(Data entries for graphics)
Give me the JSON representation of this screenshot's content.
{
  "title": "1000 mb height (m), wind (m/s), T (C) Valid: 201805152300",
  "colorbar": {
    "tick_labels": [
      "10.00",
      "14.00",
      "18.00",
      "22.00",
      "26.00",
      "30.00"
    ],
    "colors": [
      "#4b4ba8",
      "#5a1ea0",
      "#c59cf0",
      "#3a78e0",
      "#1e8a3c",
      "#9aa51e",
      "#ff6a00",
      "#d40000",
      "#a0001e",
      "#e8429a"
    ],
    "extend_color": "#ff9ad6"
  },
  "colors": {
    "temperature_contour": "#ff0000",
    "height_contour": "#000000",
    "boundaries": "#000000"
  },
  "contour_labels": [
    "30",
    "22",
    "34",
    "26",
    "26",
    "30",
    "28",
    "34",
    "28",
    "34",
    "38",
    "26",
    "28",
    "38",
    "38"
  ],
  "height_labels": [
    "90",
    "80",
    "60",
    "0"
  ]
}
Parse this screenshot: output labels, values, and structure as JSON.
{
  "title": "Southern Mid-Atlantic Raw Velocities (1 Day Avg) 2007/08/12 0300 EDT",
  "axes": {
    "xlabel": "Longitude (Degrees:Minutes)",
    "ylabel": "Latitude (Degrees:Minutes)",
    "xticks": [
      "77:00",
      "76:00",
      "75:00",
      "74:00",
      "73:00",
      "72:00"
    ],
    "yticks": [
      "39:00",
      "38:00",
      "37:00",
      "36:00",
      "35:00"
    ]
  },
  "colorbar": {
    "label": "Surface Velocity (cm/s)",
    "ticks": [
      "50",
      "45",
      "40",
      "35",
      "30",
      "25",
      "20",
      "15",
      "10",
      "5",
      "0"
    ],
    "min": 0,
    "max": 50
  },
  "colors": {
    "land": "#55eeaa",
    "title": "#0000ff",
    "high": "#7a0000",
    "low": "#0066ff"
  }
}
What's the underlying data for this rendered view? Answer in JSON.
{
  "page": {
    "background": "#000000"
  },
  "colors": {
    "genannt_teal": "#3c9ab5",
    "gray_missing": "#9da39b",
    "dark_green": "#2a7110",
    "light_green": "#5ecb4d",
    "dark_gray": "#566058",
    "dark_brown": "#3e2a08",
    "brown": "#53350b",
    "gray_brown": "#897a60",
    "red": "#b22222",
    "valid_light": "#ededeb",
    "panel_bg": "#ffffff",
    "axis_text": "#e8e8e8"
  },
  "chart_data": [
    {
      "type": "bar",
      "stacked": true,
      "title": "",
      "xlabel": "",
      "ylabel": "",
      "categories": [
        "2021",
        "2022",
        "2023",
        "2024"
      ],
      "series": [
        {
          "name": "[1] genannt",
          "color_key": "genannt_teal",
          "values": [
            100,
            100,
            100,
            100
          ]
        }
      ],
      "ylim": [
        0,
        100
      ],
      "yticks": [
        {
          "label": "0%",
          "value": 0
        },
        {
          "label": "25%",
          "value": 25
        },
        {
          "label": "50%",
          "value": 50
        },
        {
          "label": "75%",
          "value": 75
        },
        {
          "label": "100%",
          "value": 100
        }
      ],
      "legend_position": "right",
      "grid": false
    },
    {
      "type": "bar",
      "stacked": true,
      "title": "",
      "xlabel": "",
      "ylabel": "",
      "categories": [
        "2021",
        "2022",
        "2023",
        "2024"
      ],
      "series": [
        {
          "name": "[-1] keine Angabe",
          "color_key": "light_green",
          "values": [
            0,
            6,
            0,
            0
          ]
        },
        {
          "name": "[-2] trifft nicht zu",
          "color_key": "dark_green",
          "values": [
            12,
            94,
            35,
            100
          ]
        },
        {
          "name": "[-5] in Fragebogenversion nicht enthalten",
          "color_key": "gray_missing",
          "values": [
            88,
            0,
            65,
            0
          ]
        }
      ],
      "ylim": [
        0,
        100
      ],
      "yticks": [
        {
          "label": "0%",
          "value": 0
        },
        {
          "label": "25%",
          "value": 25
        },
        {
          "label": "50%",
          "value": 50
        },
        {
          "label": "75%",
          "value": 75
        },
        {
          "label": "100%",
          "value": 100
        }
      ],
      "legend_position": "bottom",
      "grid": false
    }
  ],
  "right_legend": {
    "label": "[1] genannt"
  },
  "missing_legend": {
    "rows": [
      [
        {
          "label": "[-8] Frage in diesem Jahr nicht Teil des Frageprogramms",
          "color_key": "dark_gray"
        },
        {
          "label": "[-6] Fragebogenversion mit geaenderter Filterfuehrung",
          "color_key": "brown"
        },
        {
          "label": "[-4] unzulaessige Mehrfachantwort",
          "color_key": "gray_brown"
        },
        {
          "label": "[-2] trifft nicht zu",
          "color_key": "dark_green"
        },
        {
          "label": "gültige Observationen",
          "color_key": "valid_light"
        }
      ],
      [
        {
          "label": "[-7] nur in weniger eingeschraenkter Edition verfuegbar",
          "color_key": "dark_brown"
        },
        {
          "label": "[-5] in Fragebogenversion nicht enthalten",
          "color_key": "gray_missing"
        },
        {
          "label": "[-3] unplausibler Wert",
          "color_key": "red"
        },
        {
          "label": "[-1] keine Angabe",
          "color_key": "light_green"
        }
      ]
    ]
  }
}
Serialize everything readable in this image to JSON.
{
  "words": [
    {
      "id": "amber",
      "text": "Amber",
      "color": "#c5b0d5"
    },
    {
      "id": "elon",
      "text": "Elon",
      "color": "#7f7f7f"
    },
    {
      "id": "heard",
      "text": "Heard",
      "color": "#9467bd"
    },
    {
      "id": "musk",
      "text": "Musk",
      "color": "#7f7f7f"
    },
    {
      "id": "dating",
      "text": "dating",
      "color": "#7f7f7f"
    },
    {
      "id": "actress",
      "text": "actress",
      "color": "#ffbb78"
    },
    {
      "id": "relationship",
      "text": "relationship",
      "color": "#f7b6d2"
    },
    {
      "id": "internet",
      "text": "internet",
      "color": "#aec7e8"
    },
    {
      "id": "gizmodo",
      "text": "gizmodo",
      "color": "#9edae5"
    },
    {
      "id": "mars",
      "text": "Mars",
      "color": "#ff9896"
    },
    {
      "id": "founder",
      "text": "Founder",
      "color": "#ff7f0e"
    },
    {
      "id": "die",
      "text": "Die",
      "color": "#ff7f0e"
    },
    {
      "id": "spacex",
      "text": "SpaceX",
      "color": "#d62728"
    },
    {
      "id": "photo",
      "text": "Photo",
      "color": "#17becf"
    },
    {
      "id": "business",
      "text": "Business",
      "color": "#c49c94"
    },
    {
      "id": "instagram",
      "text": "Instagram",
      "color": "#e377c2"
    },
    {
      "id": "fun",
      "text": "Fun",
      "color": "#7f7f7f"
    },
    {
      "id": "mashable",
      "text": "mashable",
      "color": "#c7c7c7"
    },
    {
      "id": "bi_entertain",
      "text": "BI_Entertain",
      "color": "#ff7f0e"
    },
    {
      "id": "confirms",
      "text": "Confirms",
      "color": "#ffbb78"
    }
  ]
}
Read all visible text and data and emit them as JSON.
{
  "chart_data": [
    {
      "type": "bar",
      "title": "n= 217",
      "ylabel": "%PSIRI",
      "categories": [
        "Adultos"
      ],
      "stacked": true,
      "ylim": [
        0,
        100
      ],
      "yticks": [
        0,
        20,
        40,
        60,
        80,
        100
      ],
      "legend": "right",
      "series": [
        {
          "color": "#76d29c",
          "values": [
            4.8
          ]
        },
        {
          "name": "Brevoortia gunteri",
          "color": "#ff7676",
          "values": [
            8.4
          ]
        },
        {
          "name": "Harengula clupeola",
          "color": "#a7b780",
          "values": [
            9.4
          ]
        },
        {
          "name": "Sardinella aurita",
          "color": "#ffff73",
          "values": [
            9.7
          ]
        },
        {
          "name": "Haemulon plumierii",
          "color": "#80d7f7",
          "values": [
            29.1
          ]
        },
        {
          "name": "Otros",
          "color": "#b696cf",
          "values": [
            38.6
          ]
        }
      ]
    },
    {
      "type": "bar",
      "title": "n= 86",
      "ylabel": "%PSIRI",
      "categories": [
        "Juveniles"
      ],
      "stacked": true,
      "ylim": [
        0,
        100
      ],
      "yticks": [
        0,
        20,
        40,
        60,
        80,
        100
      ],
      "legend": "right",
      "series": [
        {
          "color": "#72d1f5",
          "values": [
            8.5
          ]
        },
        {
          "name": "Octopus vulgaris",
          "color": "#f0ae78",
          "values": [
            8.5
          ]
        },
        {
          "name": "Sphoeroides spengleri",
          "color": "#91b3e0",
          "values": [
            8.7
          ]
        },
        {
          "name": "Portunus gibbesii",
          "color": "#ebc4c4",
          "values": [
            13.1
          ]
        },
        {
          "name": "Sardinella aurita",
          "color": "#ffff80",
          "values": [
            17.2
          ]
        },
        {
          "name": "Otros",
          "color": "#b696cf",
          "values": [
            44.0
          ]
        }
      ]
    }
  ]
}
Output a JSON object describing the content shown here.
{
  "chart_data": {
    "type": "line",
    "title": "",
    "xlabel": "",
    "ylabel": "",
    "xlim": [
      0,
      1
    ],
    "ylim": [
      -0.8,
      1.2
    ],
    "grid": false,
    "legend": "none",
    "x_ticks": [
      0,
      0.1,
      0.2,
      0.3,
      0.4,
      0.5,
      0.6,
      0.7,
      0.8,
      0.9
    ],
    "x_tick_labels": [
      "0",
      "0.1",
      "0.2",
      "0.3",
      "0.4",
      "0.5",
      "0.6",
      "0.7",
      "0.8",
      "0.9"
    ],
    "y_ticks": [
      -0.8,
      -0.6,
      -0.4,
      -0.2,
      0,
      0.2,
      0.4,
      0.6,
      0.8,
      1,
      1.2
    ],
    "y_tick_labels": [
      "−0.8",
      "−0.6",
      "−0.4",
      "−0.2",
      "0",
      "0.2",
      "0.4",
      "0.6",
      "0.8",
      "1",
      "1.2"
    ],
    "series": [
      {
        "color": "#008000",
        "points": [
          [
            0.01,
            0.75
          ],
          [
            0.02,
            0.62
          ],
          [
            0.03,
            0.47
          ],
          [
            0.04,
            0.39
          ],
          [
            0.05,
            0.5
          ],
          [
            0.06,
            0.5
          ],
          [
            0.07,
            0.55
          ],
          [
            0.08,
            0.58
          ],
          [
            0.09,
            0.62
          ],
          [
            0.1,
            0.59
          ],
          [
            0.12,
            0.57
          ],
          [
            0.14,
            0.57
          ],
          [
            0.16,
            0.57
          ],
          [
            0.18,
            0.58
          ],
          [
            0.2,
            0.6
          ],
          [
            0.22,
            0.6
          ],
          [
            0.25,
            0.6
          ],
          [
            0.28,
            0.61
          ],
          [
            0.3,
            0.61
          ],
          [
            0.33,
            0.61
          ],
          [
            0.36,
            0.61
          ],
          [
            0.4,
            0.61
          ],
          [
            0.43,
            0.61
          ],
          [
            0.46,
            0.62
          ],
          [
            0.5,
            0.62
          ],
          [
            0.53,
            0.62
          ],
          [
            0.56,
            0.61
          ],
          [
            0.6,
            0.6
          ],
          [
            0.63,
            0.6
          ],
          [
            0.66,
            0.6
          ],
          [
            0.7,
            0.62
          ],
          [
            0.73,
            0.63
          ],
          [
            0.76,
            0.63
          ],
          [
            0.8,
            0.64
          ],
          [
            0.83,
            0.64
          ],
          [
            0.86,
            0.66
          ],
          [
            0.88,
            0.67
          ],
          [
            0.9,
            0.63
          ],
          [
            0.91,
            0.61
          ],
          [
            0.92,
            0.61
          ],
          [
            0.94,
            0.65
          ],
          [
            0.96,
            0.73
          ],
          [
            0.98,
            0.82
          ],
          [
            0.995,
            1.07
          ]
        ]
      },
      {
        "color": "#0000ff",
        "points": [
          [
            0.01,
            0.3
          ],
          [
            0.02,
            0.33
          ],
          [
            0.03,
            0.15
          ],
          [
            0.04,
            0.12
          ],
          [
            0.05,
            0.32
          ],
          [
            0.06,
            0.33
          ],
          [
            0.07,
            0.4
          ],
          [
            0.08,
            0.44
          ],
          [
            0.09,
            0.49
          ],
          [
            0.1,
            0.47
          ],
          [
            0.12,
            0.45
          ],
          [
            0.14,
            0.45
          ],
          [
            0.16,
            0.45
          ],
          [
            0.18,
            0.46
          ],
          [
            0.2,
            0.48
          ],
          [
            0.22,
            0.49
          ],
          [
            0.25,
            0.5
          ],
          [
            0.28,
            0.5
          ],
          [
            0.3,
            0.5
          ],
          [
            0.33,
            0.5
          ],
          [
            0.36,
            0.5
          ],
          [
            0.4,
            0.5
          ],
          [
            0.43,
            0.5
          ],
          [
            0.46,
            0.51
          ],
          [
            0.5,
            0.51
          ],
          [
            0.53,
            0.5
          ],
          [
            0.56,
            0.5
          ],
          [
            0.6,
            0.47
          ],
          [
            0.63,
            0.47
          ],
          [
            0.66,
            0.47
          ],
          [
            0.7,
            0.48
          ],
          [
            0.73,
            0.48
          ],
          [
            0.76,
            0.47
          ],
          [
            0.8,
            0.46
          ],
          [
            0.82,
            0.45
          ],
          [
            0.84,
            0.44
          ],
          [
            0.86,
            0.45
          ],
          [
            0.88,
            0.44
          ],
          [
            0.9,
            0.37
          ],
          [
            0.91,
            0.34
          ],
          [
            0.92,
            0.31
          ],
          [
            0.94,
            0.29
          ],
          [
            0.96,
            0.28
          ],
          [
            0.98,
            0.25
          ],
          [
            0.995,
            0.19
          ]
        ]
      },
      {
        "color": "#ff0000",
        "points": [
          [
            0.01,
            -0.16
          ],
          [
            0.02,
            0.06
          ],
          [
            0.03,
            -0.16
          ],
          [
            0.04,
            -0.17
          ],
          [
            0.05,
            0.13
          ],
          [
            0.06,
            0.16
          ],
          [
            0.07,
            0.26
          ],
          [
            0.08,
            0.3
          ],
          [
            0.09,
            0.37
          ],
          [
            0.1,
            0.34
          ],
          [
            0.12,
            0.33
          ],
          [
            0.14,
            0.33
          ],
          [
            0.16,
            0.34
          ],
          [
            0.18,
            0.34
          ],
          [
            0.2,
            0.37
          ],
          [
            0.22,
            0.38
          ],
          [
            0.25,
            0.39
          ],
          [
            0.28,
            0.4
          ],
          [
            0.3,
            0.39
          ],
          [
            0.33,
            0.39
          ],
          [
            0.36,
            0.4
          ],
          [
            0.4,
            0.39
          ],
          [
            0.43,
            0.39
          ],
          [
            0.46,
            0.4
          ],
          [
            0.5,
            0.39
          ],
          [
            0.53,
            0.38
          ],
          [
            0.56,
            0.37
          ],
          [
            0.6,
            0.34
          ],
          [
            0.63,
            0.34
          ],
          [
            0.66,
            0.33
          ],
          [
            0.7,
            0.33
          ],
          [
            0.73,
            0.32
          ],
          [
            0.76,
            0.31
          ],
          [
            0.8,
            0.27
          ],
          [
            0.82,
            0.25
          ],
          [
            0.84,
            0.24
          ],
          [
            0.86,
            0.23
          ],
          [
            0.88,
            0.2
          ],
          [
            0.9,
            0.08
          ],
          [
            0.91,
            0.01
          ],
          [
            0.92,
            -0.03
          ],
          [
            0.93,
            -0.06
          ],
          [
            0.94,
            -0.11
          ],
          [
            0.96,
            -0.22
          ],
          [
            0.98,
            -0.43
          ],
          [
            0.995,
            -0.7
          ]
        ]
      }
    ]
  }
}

SHORT TASK = Gather from the data above every line with the string "enthalten".

SOLUTION TO THIS EXERCISE =
          "name": "[-5] in Fragebogenversion nicht enthalten",
          "label": "[-5] in Fragebogenversion nicht enthalten",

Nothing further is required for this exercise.